▶ What you have to do
Copy out every record below with complete accuracy.

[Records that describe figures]
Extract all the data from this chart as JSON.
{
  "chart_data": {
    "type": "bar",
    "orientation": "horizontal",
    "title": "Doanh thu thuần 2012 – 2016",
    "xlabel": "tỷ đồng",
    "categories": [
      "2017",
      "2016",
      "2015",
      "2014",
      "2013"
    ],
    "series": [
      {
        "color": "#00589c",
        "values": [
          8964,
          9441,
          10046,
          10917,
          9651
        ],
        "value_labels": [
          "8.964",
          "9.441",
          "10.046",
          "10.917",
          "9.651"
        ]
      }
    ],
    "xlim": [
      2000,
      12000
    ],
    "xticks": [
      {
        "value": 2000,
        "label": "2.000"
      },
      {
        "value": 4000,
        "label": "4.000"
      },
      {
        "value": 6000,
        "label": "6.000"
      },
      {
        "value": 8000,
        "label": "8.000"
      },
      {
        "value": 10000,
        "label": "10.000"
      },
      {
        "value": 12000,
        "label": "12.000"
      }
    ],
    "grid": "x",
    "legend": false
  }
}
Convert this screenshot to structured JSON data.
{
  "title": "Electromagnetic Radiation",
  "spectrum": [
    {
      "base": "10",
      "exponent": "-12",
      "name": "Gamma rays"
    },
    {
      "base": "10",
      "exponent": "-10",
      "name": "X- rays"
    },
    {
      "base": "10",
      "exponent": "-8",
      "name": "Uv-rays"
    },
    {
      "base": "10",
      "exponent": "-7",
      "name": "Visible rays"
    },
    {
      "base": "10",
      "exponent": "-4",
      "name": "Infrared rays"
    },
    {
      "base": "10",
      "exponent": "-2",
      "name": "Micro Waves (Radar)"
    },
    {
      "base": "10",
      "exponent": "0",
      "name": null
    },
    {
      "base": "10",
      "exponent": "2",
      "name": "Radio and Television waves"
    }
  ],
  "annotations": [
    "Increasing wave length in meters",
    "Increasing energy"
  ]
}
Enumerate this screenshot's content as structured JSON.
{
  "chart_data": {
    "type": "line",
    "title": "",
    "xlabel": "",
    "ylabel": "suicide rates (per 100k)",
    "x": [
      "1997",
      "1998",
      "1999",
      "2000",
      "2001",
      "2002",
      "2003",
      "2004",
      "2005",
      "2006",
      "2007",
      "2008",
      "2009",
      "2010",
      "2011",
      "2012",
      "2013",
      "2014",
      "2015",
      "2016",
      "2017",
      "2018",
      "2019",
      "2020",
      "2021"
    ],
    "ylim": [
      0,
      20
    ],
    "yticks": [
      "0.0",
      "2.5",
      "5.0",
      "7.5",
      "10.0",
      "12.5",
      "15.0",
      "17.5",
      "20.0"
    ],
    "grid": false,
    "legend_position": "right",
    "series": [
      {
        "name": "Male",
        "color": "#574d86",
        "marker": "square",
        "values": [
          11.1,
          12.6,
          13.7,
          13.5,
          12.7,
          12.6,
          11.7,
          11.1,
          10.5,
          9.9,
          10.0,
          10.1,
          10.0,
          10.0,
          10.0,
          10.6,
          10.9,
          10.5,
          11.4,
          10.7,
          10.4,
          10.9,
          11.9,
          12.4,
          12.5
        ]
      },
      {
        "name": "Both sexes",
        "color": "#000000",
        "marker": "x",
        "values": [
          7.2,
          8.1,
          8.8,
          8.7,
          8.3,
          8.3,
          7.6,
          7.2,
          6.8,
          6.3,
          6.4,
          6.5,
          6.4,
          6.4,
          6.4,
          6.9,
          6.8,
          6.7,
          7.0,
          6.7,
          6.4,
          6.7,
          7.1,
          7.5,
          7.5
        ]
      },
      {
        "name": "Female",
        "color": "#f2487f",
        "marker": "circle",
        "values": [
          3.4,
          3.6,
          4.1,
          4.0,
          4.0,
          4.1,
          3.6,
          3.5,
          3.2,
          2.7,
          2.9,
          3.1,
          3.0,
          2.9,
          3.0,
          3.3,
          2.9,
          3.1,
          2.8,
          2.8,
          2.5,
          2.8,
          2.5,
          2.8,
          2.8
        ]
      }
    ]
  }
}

▶ Written solution
Extract all the data from this chart as JSON.
{
  "chart_data": {
    "type": "bar",
    "orientation": "horizontal",
    "title": "Doanh thu thuần 2012 – 2016",
    "xlabel": "tỷ đồng",
    "categories": [
      "2017",
      "2016",
      "2015",
      "2014",
      "2013"
    ],
    "series": [
      {
        "color": "#00589c",
        "values": [
          8964,
          9441,
          10046,
          10917,
          9651
        ],
        "value_labels": [
          "8.964",
          "9.441",
          "10.046",
          "10.917",
          "9.651"
        ]
      }
    ],
    "xlim": [
      2000,
      12000
    ],
    "xticks": [
      {
        "value": 2000,
        "label": "2.000"
      },
      {
        "value": 4000,
        "label": "4.000"
      },
      {
        "value": 6000,
        "label": "6.000"
      },
      {
        "value": 8000,
        "label": "8.000"
      },
      {
        "value": 10000,
        "label": "10.000"
      },
      {
        "value": 12000,
        "label": "12.000"
      }
    ],
    "grid": "x",
    "legend": false
  }
}
Convert this screenshot to structured JSON data.
{
  "title": "Electromagnetic Radiation",
  "spectrum": [
    {
      "base": "10",
      "exponent": "-12",
      "name": "Gamma rays"
    },
    {
      "base": "10",
      "exponent": "-10",
      "name": "X- rays"
    },
    {
      "base": "10",
      "exponent": "-8",
      "name": "Uv-rays"
    },
    {
      "base": "10",
      "exponent": "-7",
      "name": "Visible rays"
    },
    {
      "base": "10",
      "exponent": "-4",
      "name": "Infrared rays"
    },
    {
      "base": "10",
      "exponent": "-2",
      "name": "Micro Waves (Radar)"
    },
    {
      "base": "10",
      "exponent": "0",
      "name": null
    },
    {
      "base": "10",
      "exponent": "2",
      "name": "Radio and Television waves"
    }
  ],
  "annotations": [
    "Increasing wave length in meters",
    "Increasing energy"
  ]
}
Enumerate this screenshot's content as structured JSON.
{
  "chart_data": {
    "type": "line",
    "title": "",
    "xlabel": "",
    "ylabel": "suicide rates (per 100k)",
    "x": [
      "1997",
      "1998",
      "1999",
      "2000",
      "2001",
      "2002",
      "2003",
      "2004",
      "2005",
      "2006",
      "2007",
      "2008",
      "2009",
      "2010",
      "2011",
      "2012",
      "2013",
      "2014",
      "2015",
      "2016",
      "2017",
      "2018",
      "2019",
      "2020",
      "2021"
    ],
    "ylim": [
      0,
      20
    ],
    "yticks": [
      "0.0",
      "2.5",
      "5.0",
      "7.5",
      "10.0",
      "12.5",
      "15.0",
      "17.5",
      "20.0"
    ],
    "grid": false,
    "legend_position": "right",
    "series": [
      {
        "name": "Male",
        "color": "#574d86",
        "marker": "square",
        "values": [
          11.1,
          12.6,
          13.7,
          13.5,
          12.7,
          12.6,
          11.7,
          11.1,
          10.5,
          9.9,
          10.0,
          10.1,
          10.0,
          10.0,
          10.0,
          10.6,
          10.9,
          10.5,
          11.4,
          10.7,
          10.4,
          10.9,
          11.9,
          12.4,
          12.5
        ]
      },
      {
        "name": "Both sexes",
        "color": "#000000",
        "marker": "x",
        "values": [
          7.2,
          8.1,
          8.8,
          8.7,
          8.3,
          8.3,
          7.6,
          7.2,
          6.8,
          6.3,
          6.4,
          6.5,
          6.4,
          6.4,
          6.4,
          6.9,
          6.8,
          6.7,
          7.0,
          6.7,
          6.4,
          6.7,
          7.1,
          7.5,
          7.5
        ]
      },
      {
        "name": "Female",
        "color": "#f2487f",
        "marker": "circle",
        "values": [
          3.4,
          3.6,
          4.1,
          4.0,
          4.0,
          4.1,
          3.6,
          3.5,
          3.2,
          2.7,
          2.9,
          3.1,
          3.0,
          2.9,
          3.0,
          3.3,
          2.9,
          3.1,
          2.8,
          2.8,
          2.5,
          2.8,
          2.5,
          2.8,
          2.8
        ]
      }
    ]
  }
}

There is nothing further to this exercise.